Fragment dokumentu
Tak się
złożyło, że „Prawiek…”
mnie ominął i
czytam go jako siódmą pozycję,
w dodatku długo po
Noblu. W dodatku
poczytałem liczne recenzje i…
…prochu nie wymyślę,
a najbliższa moim
odczuciom jest Jarosława
Klejnockiego zamieszczona w
„Polityce”, z której
fragmenty przepisuję:
„…„Prawiek i inne czasy” jest książką przełomową w
literackiej karierze Olgi Tokarczuk. To właśnie dzięki niej odniosła
artystyczny i komercyjny sukces. Wydaną w 1996 r. powieść nagradzano
wielokrotnie, m.in. Nagrodą im. Kościelskich, Paszportem „Polityki”, nominacją
do NIKE i wyróżnieniem publiczności w tym konkursie. Właśnie
„Prawiekiem” zdobyła Olga Tokarczuk serca i sympatię polskich
czytelników, a niebawem także czytelników zagranicznych… ..To „Prawiekiem” Tokarczuk potwierdziła pokładane w niej nadzieje,
że będzie odrodzicielką fabuły w polskiej prozie, i spełniła
oczekiwania na pojawienie się pisarza czy może lepiej pisarki, zarówno
oryginalnej, intrygującej, ambitnej, jak i tworzącej dla ludzi. Takiej,
której książki chce się po prostu czytać, a zarazem wracać do nich wielokrotnie… …. Tytułowy Prawiek jest co prawda
prowincjonalną wsią, ale także metaforą świata. Niczym Reymontowskie Lipce
stanowi przestrzeń zamkniętą, w której dzieje się wszystko: historia
wkracza brutalnie, polityka weń ingeruje, zachodzą społeczne i kulturowe
przemiany, ale główny nurt zdarzeń rozgrywa się w hermetycznym kręgu
lokalnej społeczności pełnej tyleż typowych, co oryginalnych indywidualności
ludzkich… ….. Bardziej
wyrafinowany czytelnik odnajdzie więc w tej książce buddyjską refleksję
nad ludzkim i zwierzęcym cierpieniem, sentymentalno-romantyczny stosunek
do natury, jungowską reinterpretację hiobowego cierpienia jako metaforę
ludzkiego istnienia, dialog pomiędzy pascalowską i oświeceniową,
racjonalną koncepcją postrzegania Boga, wreszcie pesymistyczną – gnostycką –
wizję świata. Ale nade wszystko jest to
zapierająca dech w piersiach opowieść o ludzkim życiu i zmaganiu
się z samym sobą, okolicznościami, moralnymi i religijnymi normami,
historią. Opowieść pełna czułości dla świata, mimo jego okrucieństwa,
i dla żyjących nań ludzi, którzy za wszelką cenę chcą, z rozmaitym
skutkiem, nadać sens własnej egzystencji.”

Zadania do wykonania
- 1) Proszę wymienić wszystkie wątki, które według omówienia „Prawieku” odnajdzie w tej książce bardziej wyrafinowany czytelnik.
- 2) Proszę kontynuować omówienie „Prawieku”, dopisując jego dalszy ciąg po ostatnim zdaniu.
Zamieszczone dalej zapisy nie mają związku z omówieniem „Prawieku”.

Dostarczone materiały
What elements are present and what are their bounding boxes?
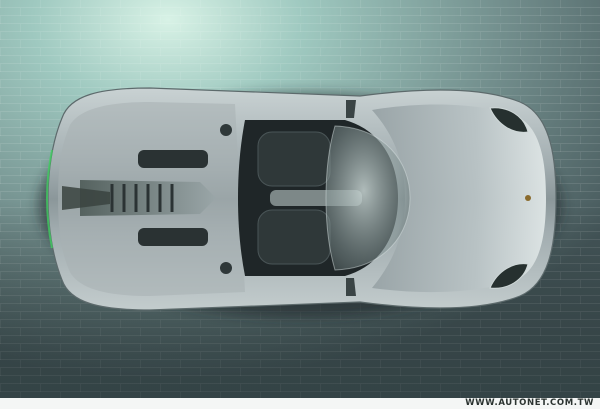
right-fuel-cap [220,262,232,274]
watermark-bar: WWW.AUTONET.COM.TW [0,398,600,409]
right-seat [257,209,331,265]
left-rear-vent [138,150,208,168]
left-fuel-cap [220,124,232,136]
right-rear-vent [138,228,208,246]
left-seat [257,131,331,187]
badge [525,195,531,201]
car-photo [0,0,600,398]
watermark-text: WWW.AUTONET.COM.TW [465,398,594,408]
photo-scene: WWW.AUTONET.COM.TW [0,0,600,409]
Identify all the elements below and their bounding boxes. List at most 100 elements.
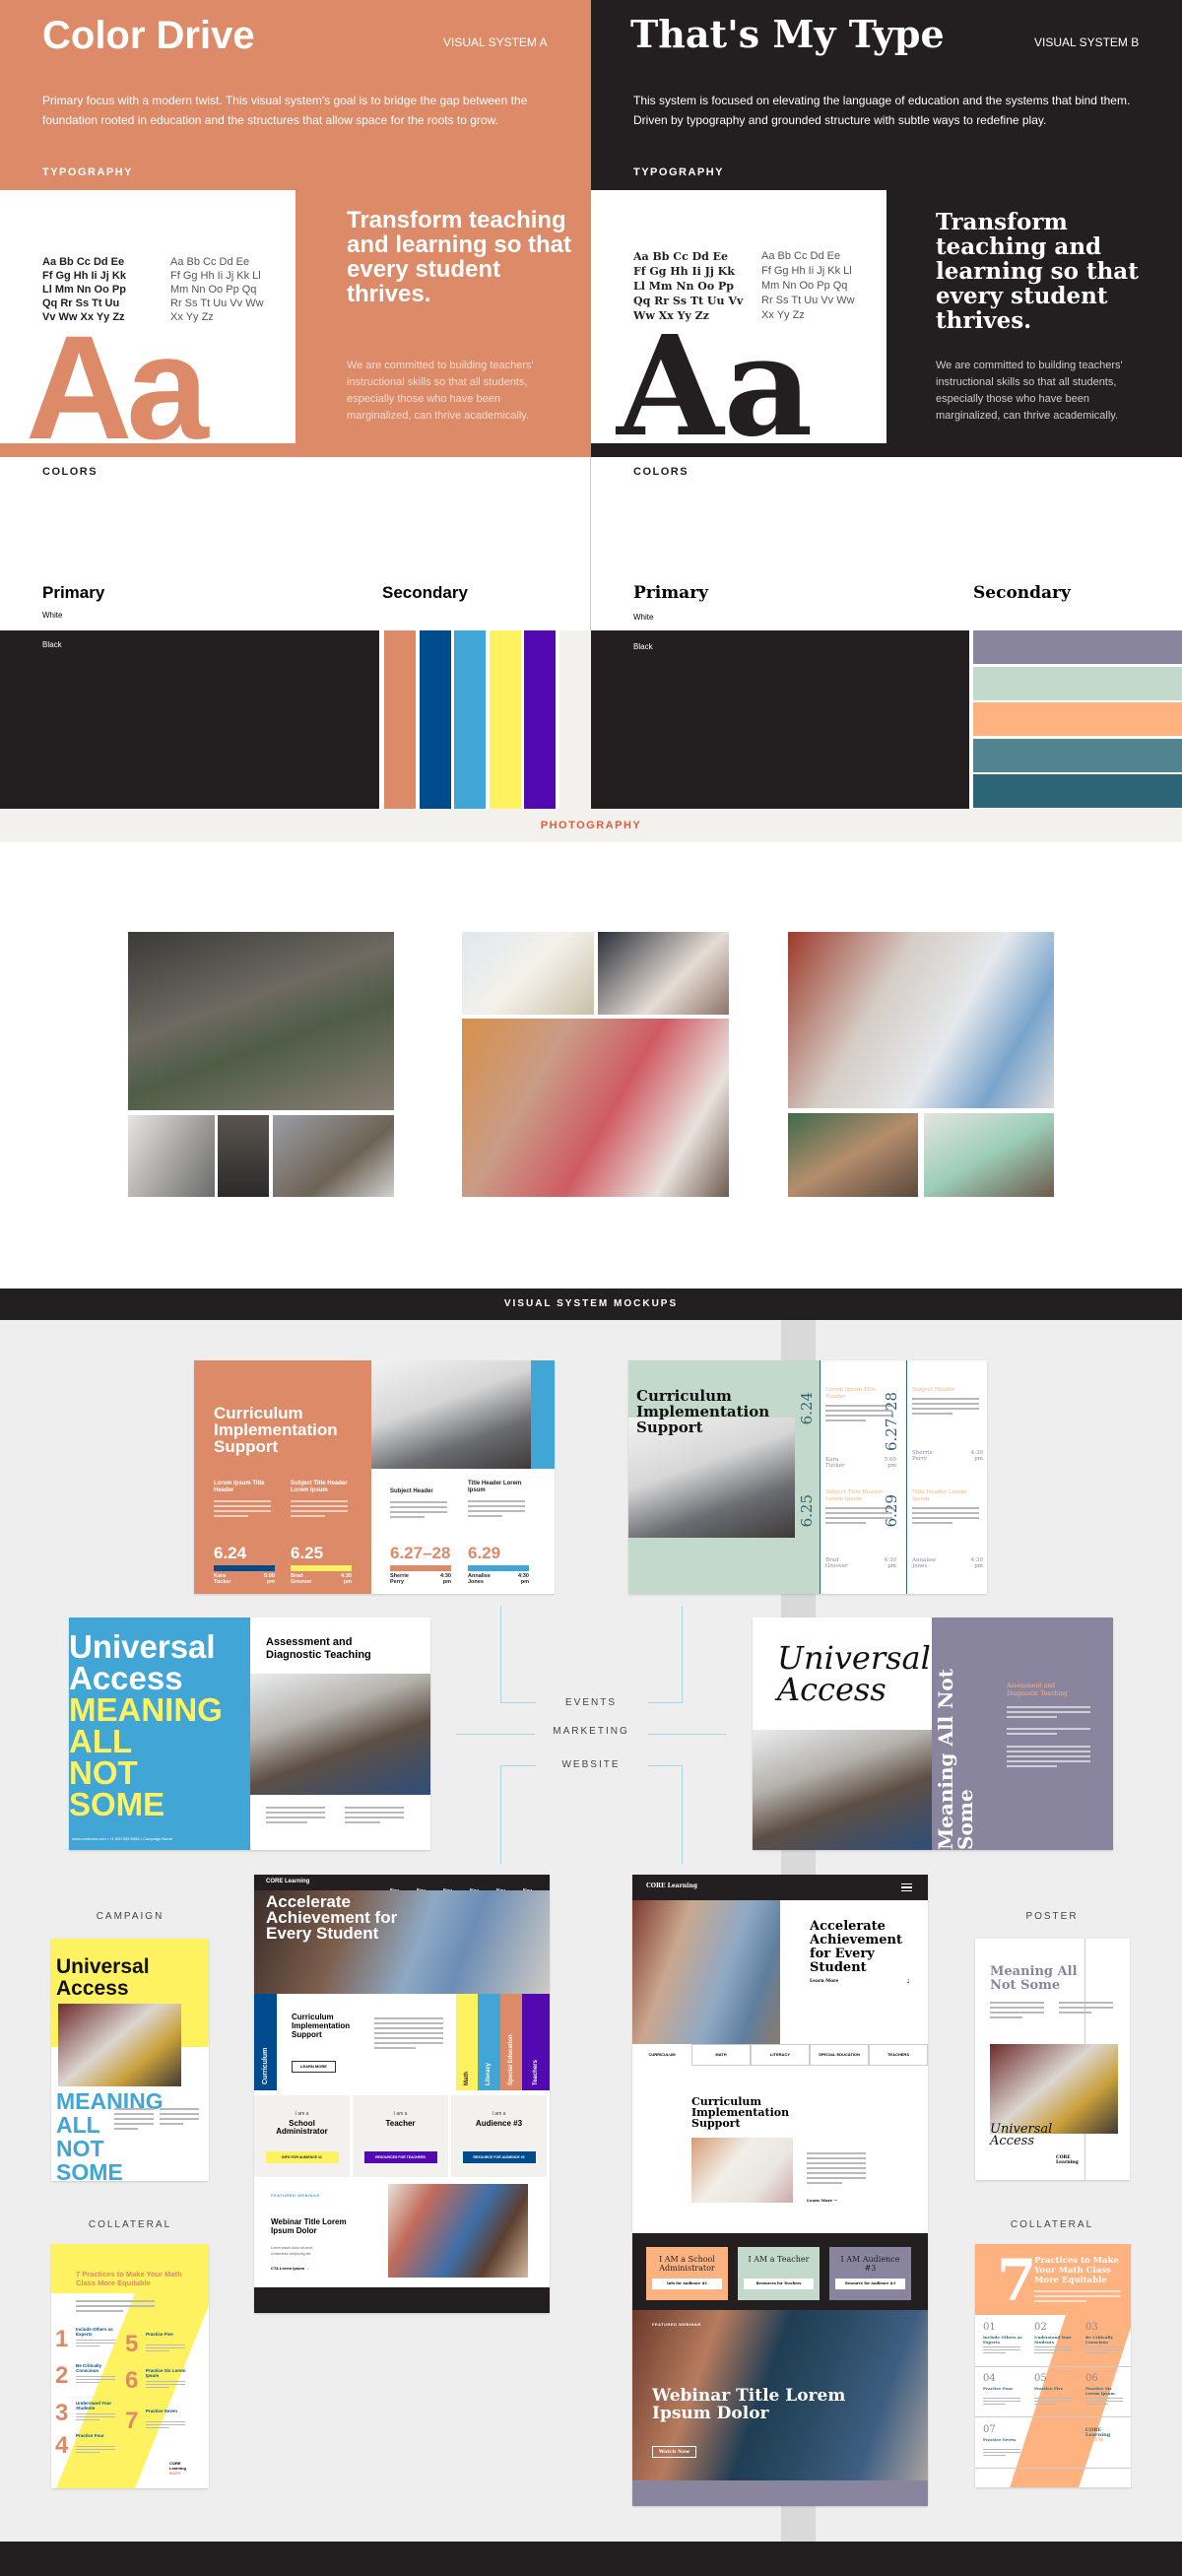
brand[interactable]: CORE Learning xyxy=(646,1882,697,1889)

Odpowiedzi
- 1)
- buddyjska refleksja nad ludzkim i zwierzęcym cierpieniem
- sentymentalno-romantyczny stosunek do natury
- jungowska reinterpretacja hiobowego cierpienia jako metafora ludzkiego istnienia
- dialog pomiędzy pascalowską i oświeceniową, racjonalną koncepcją postrzegania Boga
- pesymistyczna, gnostycka wizja świata

- 2)
Oczywiście polecam
całą recenzję, a sam dodam,
że „Prawiek..” najbardziej
mnie się podobał
z siedmiu utworów
Tokarczuk, jakie poznałem
i wreszcie mam
okazję dać 9/10,
co poniekąd rekompensuje moje
dotychczasowe narzekania na
noblistkę.
Gwoli recenzenckiej
solidności, odnotujmy jeszcze
słuszną uwagę 34-letniej Tokarczuk: „….największym oszustwem młodości jest
wszelki optymizm, uporczywa wiara w to, że coś się zmieni, poprawi, że we
wszystkim jest postęp. ..”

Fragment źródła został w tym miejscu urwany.